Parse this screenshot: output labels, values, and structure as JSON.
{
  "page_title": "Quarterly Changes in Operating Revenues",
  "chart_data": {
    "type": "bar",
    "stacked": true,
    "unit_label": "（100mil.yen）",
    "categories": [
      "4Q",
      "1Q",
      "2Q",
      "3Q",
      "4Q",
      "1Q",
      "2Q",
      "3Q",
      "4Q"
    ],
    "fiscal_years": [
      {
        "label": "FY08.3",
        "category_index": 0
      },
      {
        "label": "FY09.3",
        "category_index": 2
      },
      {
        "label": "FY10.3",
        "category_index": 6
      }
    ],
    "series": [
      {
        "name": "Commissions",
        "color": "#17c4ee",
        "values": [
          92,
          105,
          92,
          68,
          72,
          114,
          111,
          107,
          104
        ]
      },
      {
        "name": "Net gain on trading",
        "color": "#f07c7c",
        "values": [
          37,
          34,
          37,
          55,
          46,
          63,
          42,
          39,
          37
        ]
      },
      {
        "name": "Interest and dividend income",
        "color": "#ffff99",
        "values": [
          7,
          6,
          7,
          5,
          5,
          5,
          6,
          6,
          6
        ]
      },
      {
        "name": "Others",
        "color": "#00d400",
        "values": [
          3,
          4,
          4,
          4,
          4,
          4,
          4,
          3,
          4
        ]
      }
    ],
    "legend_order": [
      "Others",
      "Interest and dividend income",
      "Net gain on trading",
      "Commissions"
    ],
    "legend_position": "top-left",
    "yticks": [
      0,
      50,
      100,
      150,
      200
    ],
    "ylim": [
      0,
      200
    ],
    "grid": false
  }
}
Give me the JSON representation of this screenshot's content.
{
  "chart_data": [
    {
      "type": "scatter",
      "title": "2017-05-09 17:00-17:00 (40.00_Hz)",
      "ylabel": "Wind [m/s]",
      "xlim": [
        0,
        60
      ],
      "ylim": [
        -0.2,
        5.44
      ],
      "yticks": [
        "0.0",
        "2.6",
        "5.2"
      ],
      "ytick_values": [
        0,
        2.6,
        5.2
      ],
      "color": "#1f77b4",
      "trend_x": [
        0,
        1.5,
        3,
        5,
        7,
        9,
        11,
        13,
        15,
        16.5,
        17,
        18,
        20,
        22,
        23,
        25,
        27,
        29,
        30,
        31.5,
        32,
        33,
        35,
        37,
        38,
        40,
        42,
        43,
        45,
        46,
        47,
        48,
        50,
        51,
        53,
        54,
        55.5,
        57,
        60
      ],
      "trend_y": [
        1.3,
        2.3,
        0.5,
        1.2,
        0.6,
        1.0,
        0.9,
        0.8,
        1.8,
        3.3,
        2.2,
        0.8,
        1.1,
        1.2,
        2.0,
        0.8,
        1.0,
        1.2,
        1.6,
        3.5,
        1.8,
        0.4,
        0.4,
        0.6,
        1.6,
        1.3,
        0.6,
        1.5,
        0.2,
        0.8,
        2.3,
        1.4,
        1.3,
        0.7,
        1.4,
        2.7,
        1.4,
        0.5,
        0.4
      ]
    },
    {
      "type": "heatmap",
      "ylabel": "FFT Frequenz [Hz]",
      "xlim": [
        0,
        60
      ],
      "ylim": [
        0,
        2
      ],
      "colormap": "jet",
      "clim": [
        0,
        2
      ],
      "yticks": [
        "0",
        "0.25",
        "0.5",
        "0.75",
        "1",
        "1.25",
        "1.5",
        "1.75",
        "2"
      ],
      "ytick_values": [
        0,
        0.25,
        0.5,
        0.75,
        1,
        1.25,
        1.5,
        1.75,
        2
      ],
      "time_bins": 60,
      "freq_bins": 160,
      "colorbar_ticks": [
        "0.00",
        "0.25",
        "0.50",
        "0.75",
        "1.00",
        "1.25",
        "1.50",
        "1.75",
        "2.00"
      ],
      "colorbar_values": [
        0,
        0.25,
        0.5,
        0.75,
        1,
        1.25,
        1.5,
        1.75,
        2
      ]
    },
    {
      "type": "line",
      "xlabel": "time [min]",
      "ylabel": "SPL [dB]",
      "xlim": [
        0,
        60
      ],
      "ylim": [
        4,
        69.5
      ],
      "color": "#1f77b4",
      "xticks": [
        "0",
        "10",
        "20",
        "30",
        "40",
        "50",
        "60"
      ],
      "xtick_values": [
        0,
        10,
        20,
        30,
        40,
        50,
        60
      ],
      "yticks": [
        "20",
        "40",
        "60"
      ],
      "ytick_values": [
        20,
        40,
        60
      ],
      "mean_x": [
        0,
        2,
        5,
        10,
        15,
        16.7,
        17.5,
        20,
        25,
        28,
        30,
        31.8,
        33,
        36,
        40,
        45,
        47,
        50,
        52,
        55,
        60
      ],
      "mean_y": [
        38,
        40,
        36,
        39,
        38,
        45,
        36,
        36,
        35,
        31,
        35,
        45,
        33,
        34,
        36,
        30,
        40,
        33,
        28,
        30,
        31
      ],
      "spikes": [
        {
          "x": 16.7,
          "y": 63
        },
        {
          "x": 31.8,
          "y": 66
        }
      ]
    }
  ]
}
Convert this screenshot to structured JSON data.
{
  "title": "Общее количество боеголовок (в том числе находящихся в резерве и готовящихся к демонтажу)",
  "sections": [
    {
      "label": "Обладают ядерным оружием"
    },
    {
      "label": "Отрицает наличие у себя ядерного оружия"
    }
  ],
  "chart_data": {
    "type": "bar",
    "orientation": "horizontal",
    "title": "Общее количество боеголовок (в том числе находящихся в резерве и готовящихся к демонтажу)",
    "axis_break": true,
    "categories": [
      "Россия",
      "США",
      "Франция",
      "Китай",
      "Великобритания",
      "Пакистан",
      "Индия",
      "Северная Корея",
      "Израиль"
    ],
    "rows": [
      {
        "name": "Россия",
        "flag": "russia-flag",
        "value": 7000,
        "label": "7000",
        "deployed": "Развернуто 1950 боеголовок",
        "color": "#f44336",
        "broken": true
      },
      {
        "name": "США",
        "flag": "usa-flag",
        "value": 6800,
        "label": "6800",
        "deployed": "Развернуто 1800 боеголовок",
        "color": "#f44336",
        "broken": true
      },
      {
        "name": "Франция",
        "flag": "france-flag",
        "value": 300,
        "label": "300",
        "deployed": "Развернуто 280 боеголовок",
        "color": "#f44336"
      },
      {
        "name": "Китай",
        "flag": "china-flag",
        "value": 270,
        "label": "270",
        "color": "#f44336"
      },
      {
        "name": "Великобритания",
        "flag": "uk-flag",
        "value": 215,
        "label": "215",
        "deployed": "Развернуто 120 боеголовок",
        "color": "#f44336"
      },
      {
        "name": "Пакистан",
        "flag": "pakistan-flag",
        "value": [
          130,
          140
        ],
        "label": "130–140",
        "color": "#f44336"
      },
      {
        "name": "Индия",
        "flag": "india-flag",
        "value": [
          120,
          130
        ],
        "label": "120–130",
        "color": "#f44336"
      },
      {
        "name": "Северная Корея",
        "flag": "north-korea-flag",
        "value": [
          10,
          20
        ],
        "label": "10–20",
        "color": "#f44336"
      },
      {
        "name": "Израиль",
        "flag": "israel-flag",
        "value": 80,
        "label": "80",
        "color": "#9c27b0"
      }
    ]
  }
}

# # # # #

» GOAL OF THE EXERCISE: Every record shown above should be written out again exactly.

» FINISHED TASK:
Parse this screenshot: output labels, values, and structure as JSON.
{
  "page_title": "Quarterly Changes in Operating Revenues",
  "chart_data": {
    "type": "bar",
    "stacked": true,
    "unit_label": "（100mil.yen）",
    "categories": [
      "4Q",
      "1Q",
      "2Q",
      "3Q",
      "4Q",
      "1Q",
      "2Q",
      "3Q",
      "4Q"
    ],
    "fiscal_years": [
      {
        "label": "FY08.3",
        "category_index": 0
      },
      {
        "label": "FY09.3",
        "category_index": 2
      },
      {
        "label": "FY10.3",
        "category_index": 6
      }
    ],
    "series": [
      {
        "name": "Commissions",
        "color": "#17c4ee",
        "values": [
          92,
          105,
          92,
          68,
          72,
          114,
          111,
          107,
          104
        ]
      },
      {
        "name": "Net gain on trading",
        "color": "#f07c7c",
        "values": [
          37,
          34,
          37,
          55,
          46,
          63,
          42,
          39,
          37
        ]
      },
      {
        "name": "Interest and dividend income",
        "color": "#ffff99",
        "values": [
          7,
          6,
          7,
          5,
          5,
          5,
          6,
          6,
          6
        ]
      },
      {
        "name": "Others",
        "color": "#00d400",
        "values": [
          3,
          4,
          4,
          4,
          4,
          4,
          4,
          3,
          4
        ]
      }
    ],
    "legend_order": [
      "Others",
      "Interest and dividend income",
      "Net gain on trading",
      "Commissions"
    ],
    "legend_position": "top-left",
    "yticks": [
      0,
      50,
      100,
      150,
      200
    ],
    "ylim": [
      0,
      200
    ],
    "grid": false
  }
}
Give me the JSON representation of this screenshot's content.
{
  "chart_data": [
    {
      "type": "scatter",
      "title": "2017-05-09 17:00-17:00 (40.00_Hz)",
      "ylabel": "Wind [m/s]",
      "xlim": [
        0,
        60
      ],
      "ylim": [
        -0.2,
        5.44
      ],
      "yticks": [
        "0.0",
        "2.6",
        "5.2"
      ],
      "ytick_values": [
        0,
        2.6,
        5.2
      ],
      "color": "#1f77b4",
      "trend_x": [
        0,
        1.5,
        3,
        5,
        7,
        9,
        11,
        13,
        15,
        16.5,
        17,
        18,
        20,
        22,
        23,
        25,
        27,
        29,
        30,
        31.5,
        32,
        33,
        35,
        37,
        38,
        40,
        42,
        43,
        45,
        46,
        47,
        48,
        50,
        51,
        53,
        54,
        55.5,
        57,
        60
      ],
      "trend_y": [
        1.3,
        2.3,
        0.5,
        1.2,
        0.6,
        1.0,
        0.9,
        0.8,
        1.8,
        3.3,
        2.2,
        0.8,
        1.1,
        1.2,
        2.0,
        0.8,
        1.0,
        1.2,
        1.6,
        3.5,
        1.8,
        0.4,
        0.4,
        0.6,
        1.6,
        1.3,
        0.6,
        1.5,
        0.2,
        0.8,
        2.3,
        1.4,
        1.3,
        0.7,
        1.4,
        2.7,
        1.4,
        0.5,
        0.4
      ]
    },
    {
      "type": "heatmap",
      "ylabel": "FFT Frequenz [Hz]",
      "xlim": [
        0,
        60
      ],
      "ylim": [
        0,
        2
      ],
      "colormap": "jet",
      "clim": [
        0,
        2
      ],
      "yticks": [
        "0",
        "0.25",
        "0.5",
        "0.75",
        "1",
        "1.25",
        "1.5",
        "1.75",
        "2"
      ],
      "ytick_values": [
        0,
        0.25,
        0.5,
        0.75,
        1,
        1.25,
        1.5,
        1.75,
        2
      ],
      "time_bins": 60,
      "freq_bins": 160,
      "colorbar_ticks": [
        "0.00",
        "0.25",
        "0.50",
        "0.75",
        "1.00",
        "1.25",
        "1.50",
        "1.75",
        "2.00"
      ],
      "colorbar_values": [
        0,
        0.25,
        0.5,
        0.75,
        1,
        1.25,
        1.5,
        1.75,
        2
      ]
    },
    {
      "type": "line",
      "xlabel": "time [min]",
      "ylabel": "SPL [dB]",
      "xlim": [
        0,
        60
      ],
      "ylim": [
        4,
        69.5
      ],
      "color": "#1f77b4",
      "xticks": [
        "0",
        "10",
        "20",
        "30",
        "40",
        "50",
        "60"
      ],
      "xtick_values": [
        0,
        10,
        20,
        30,
        40,
        50,
        60
      ],
      "yticks": [
        "20",
        "40",
        "60"
      ],
      "ytick_values": [
        20,
        40,
        60
      ],
      "mean_x": [
        0,
        2,
        5,
        10,
        15,
        16.7,
        17.5,
        20,
        25,
        28,
        30,
        31.8,
        33,
        36,
        40,
        45,
        47,
        50,
        52,
        55,
        60
      ],
      "mean_y": [
        38,
        40,
        36,
        39,
        38,
        45,
        36,
        36,
        35,
        31,
        35,
        45,
        33,
        34,
        36,
        30,
        40,
        33,
        28,
        30,
        31
      ],
      "spikes": [
        {
          "x": 16.7,
          "y": 63
        },
        {
          "x": 31.8,
          "y": 66
        }
      ]
    }
  ]
}
Convert this screenshot to structured JSON data.
{
  "title": "Общее количество боеголовок (в том числе находящихся в резерве и готовящихся к демонтажу)",
  "sections": [
    {
      "label": "Обладают ядерным оружием"
    },
    {
      "label": "Отрицает наличие у себя ядерного оружия"
    }
  ],
  "chart_data": {
    "type": "bar",
    "orientation": "horizontal",
    "title": "Общее количество боеголовок (в том числе находящихся в резерве и готовящихся к демонтажу)",
    "axis_break": true,
    "categories": [
      "Россия",
      "США",
      "Франция",
      "Китай",
      "Великобритания",
      "Пакистан",
      "Индия",
      "Северная Корея",
      "Израиль"
    ],
    "rows": [
      {
        "name": "Россия",
        "flag": "russia-flag",
        "value": 7000,
        "label": "7000",
        "deployed": "Развернуто 1950 боеголовок",
        "color": "#f44336",
        "broken": true
      },
      {
        "name": "США",
        "flag": "usa-flag",
        "value": 6800,
        "label": "6800",
        "deployed": "Развернуто 1800 боеголовок",
        "color": "#f44336",
        "broken": true
      },
      {
        "name": "Франция",
        "flag": "france-flag",
        "value": 300,
        "label": "300",
        "deployed": "Развернуто 280 боеголовок",
        "color": "#f44336"
      },
      {
        "name": "Китай",
        "flag": "china-flag",
        "value": 270,
        "label": "270",
        "color": "#f44336"
      },
      {
        "name": "Великобритания",
        "flag": "uk-flag",
        "value": 215,
        "label": "215",
        "deployed": "Развернуто 120 боеголовок",
        "color": "#f44336"
      },
      {
        "name": "Пакистан",
        "flag": "pakistan-flag",
        "value": [
          130,
          140
        ],
        "label": "130–140",
        "color": "#f44336"
      },
      {
        "name": "Индия",
        "flag": "india-flag",
        "value": [
          120,
          130
        ],
        "label": "120–130",
        "color": "#f44336"
      },
      {
        "name": "Северная Корея",
        "flag": "north-korea-flag",
        "value": [
          10,
          20
        ],
        "label": "10–20",
        "color": "#f44336"
      },
      {
        "name": "Израиль",
        "flag": "israel-flag",
        "value": 80,
        "label": "80",
        "color": "#9c27b0"
      }
    ]
  }
}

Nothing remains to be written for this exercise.